Start of SUPPLIED DATA
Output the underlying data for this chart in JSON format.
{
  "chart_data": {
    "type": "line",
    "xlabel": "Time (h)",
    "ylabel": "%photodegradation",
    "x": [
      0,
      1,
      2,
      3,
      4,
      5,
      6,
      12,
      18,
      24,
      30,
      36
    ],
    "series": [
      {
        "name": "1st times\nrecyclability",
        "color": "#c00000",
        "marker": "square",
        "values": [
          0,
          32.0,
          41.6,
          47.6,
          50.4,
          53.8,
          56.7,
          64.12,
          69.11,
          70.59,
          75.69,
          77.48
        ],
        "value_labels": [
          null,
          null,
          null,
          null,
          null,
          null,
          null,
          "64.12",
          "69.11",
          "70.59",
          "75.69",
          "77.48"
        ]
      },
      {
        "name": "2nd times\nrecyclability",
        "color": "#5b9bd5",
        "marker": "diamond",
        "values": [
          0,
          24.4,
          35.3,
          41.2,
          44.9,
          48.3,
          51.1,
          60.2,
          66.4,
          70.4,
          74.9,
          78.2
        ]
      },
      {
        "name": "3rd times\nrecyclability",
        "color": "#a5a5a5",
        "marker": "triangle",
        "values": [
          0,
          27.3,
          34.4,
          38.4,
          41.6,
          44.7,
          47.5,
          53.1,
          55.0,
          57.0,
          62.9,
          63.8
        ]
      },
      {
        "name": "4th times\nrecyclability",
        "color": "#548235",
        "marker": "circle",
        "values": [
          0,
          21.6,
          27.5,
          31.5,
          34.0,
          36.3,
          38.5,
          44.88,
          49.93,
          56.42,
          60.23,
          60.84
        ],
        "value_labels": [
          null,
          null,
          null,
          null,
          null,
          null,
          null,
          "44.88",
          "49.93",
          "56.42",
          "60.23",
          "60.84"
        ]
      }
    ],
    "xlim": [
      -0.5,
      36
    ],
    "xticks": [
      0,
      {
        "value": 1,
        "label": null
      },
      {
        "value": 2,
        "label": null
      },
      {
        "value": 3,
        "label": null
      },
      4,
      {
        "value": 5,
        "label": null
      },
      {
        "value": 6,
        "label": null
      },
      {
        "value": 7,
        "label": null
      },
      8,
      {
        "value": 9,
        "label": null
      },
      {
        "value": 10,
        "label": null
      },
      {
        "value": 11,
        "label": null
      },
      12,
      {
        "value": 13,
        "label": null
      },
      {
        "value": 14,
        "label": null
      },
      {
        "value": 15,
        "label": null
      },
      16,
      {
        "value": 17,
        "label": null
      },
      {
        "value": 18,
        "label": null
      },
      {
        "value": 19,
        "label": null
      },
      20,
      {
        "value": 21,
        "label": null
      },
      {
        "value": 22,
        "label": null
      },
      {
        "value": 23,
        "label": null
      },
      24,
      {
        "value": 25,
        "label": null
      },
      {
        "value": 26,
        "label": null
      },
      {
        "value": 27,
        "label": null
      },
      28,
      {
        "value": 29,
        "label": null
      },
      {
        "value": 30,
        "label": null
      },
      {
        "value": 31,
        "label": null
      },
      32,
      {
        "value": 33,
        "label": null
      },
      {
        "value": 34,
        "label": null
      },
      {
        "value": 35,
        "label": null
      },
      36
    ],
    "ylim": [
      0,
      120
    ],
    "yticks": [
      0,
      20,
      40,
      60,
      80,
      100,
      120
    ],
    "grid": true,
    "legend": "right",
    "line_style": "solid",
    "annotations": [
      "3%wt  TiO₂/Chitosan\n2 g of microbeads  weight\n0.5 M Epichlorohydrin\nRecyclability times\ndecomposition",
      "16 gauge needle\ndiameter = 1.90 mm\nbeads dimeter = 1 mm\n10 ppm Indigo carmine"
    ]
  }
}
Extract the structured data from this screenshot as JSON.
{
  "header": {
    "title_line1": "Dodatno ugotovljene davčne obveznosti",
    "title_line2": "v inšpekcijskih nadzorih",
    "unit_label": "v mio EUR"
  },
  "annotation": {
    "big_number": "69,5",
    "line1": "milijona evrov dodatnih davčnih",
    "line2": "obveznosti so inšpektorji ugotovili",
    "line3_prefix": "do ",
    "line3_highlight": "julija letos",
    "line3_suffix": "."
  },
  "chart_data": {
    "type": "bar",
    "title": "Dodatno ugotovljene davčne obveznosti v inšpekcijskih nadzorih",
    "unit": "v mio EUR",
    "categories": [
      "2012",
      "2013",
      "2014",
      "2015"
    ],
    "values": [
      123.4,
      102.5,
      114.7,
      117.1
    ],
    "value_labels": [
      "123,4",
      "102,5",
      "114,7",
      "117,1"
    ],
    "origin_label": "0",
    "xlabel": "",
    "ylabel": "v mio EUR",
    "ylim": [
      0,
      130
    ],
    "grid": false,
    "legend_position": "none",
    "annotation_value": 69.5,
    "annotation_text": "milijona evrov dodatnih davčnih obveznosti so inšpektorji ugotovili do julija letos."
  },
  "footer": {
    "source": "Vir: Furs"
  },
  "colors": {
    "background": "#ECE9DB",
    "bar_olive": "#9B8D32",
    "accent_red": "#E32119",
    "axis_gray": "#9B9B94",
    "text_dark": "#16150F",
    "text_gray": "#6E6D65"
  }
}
End of SUPPLIED DATA
Where a line in the material above holds "inšpekcijskih", copy that line.

## SOLVED PROBLEM
    "title_line2": "v inšpekcijskih nadzorih",
    "title": "Dodatno ugotovljene davčne obveznosti v inšpekcijskih nadzorih",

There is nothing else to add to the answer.